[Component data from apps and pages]

-=-=-

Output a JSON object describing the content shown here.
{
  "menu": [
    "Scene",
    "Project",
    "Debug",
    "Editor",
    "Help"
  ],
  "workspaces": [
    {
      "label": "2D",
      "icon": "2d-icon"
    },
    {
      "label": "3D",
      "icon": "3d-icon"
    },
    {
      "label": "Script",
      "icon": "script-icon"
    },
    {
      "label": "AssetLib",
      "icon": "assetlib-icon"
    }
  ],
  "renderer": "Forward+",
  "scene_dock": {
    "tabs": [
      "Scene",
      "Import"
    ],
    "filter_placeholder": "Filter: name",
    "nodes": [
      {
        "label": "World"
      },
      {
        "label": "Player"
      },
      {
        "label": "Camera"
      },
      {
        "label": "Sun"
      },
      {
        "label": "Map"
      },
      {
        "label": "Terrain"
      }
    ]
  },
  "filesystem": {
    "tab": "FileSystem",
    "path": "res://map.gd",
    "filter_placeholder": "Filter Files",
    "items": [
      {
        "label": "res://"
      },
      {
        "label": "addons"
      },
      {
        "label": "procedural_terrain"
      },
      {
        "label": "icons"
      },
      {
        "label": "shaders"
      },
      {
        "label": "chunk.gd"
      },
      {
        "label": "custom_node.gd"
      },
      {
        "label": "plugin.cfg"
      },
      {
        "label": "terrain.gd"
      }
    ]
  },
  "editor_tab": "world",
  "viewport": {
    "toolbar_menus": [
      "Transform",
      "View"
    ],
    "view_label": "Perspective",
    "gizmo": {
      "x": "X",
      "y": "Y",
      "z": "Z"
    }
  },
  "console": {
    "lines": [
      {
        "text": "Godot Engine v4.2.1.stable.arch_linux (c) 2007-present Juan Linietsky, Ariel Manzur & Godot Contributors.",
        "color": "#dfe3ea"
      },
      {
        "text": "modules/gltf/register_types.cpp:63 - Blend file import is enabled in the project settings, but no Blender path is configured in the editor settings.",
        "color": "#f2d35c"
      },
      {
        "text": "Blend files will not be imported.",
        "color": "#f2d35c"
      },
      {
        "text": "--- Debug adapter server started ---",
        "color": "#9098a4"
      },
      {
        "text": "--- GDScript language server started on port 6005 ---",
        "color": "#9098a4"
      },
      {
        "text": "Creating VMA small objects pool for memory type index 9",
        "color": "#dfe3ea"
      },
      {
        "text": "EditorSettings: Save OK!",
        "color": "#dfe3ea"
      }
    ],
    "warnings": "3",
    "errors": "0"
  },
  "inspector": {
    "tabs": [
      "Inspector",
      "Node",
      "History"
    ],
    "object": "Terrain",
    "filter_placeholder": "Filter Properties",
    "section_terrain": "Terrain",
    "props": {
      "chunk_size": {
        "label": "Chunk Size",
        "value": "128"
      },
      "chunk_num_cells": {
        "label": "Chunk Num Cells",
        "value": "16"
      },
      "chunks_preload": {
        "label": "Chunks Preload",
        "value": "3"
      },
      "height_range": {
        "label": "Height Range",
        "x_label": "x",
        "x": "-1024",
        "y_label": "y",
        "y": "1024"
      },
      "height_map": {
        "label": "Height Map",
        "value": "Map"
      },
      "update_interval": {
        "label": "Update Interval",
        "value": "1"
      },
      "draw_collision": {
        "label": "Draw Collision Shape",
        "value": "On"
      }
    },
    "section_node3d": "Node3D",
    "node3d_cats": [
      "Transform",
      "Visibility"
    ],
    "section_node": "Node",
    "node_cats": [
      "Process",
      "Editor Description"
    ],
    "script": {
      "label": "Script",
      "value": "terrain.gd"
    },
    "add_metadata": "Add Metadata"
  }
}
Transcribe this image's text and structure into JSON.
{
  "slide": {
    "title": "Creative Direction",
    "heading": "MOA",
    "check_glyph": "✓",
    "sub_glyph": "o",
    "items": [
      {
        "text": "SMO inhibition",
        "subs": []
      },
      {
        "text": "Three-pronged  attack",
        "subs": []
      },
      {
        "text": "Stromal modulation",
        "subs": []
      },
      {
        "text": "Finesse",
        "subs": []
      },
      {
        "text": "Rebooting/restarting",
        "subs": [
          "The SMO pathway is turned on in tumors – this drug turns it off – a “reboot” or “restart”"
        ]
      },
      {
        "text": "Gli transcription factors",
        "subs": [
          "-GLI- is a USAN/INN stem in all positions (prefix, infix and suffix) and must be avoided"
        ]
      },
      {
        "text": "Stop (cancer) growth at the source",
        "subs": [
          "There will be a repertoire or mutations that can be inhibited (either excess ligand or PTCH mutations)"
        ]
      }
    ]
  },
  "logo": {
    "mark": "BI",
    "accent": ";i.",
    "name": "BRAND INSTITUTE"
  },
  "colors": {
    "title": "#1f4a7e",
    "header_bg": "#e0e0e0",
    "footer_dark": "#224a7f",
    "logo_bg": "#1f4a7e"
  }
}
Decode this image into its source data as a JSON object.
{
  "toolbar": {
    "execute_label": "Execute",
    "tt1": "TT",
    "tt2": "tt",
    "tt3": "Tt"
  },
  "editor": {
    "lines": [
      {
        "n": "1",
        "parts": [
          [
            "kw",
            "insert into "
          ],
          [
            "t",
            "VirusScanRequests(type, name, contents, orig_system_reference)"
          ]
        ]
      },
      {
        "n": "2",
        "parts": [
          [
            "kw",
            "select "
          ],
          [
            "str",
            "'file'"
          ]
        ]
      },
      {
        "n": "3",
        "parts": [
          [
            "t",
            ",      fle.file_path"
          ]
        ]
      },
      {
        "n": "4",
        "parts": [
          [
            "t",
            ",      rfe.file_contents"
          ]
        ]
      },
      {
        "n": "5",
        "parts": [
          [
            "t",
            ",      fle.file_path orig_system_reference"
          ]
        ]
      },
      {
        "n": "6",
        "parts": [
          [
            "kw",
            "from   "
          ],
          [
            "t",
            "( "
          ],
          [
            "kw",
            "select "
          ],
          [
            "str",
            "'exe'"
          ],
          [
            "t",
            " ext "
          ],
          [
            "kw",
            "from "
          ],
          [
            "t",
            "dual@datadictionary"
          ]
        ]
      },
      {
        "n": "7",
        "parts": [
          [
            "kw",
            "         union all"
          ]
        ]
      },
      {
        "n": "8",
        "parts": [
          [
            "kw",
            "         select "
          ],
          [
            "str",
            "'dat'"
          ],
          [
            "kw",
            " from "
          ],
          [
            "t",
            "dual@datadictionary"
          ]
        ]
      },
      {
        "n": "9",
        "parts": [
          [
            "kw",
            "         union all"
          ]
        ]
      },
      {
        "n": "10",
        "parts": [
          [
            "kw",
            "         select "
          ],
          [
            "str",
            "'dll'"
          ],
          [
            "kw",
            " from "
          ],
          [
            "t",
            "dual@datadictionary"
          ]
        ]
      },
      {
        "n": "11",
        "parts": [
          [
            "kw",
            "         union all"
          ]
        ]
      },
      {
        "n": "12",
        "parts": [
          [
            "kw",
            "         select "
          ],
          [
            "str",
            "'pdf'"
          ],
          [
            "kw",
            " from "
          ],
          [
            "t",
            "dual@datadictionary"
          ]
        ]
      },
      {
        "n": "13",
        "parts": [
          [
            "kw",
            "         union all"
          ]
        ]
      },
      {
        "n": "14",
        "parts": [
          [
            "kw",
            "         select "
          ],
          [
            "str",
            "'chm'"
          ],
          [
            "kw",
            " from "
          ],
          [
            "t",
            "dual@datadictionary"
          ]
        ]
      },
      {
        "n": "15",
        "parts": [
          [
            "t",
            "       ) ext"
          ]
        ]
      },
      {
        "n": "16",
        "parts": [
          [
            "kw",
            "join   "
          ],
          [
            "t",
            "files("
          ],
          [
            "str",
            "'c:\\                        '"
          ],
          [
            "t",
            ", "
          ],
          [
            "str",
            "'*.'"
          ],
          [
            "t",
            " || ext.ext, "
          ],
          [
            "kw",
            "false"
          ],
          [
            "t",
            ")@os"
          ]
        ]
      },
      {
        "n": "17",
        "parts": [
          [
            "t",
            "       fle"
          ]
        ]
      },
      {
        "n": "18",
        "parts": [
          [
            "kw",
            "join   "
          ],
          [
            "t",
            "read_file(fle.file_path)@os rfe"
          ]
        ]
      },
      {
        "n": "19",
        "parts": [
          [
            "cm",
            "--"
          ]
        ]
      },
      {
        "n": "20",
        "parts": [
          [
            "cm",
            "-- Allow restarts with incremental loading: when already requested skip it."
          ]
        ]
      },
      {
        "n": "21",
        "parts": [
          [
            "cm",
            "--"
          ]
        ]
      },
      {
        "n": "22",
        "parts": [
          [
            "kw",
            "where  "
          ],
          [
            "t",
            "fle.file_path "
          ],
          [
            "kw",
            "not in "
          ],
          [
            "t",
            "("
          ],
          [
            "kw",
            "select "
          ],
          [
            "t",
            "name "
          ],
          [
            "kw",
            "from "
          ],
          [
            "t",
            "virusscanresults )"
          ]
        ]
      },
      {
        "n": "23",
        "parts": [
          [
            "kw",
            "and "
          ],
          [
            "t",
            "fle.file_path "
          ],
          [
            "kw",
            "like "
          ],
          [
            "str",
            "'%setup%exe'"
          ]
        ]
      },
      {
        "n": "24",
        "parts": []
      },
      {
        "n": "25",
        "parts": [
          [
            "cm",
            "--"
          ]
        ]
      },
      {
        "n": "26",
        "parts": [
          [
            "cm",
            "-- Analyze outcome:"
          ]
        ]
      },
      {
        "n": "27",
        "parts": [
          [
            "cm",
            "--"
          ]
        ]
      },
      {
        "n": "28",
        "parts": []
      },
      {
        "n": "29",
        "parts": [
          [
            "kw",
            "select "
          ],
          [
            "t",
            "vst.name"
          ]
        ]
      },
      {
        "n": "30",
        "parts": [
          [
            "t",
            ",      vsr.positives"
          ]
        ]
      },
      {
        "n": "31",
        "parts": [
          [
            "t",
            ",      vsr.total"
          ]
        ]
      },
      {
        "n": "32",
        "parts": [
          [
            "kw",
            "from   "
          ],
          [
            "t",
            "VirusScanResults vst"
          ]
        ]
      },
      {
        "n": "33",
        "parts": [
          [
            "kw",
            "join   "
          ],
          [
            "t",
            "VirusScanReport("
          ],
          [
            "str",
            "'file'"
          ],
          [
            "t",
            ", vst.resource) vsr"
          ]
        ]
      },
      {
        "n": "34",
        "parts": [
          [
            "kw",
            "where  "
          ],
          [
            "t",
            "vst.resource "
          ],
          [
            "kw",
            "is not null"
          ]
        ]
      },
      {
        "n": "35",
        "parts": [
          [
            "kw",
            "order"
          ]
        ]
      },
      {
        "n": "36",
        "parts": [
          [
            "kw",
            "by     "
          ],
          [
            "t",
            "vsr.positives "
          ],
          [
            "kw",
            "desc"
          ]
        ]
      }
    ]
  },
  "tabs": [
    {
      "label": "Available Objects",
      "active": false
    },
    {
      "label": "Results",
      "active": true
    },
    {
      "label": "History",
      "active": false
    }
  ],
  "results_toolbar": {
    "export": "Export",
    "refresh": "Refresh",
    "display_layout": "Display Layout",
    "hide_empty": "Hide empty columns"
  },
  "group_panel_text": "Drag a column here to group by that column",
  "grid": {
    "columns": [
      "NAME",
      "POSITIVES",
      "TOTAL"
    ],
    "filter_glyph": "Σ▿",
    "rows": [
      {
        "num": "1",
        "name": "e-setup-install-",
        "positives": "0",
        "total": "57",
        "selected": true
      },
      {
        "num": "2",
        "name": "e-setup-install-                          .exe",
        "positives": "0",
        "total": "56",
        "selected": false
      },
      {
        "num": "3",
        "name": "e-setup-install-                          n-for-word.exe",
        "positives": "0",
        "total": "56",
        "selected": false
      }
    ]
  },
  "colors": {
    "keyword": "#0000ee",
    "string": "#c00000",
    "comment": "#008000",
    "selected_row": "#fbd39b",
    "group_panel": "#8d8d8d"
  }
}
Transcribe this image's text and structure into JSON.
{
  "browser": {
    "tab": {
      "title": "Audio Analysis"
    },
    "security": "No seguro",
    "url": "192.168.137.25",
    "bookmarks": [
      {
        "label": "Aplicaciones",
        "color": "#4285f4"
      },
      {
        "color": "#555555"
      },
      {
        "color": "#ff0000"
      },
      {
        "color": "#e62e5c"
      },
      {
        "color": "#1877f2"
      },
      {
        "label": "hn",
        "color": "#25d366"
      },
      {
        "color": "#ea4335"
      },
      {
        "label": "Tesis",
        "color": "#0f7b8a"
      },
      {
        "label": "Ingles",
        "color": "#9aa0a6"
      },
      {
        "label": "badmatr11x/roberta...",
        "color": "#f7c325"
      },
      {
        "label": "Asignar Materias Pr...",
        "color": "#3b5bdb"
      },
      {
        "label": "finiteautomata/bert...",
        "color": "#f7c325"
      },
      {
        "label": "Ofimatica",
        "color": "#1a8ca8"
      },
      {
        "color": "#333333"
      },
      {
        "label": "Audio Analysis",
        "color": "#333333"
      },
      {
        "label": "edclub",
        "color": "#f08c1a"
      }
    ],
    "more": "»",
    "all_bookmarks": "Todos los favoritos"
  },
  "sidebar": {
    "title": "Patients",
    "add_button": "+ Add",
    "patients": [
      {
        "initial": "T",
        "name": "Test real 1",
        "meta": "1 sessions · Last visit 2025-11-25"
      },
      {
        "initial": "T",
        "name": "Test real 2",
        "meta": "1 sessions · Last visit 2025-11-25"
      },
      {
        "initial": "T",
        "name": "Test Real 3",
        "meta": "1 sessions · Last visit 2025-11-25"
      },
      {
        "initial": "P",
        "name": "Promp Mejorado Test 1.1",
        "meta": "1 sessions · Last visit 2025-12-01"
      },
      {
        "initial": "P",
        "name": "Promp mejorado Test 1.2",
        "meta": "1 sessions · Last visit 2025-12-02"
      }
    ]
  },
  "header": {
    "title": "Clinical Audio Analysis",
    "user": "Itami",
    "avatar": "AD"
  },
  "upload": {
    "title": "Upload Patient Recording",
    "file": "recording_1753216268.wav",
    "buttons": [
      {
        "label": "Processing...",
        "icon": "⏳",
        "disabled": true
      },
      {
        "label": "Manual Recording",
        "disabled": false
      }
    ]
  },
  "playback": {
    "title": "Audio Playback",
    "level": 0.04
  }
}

-=-=-

For every line above that includes the word "JSON", return the line.

Output a JSON object describing the content shown here.
Transcribe this image's text and structure into JSON.
Decode this image into its source data as a JSON object.
Transcribe this image's text and structure into JSON.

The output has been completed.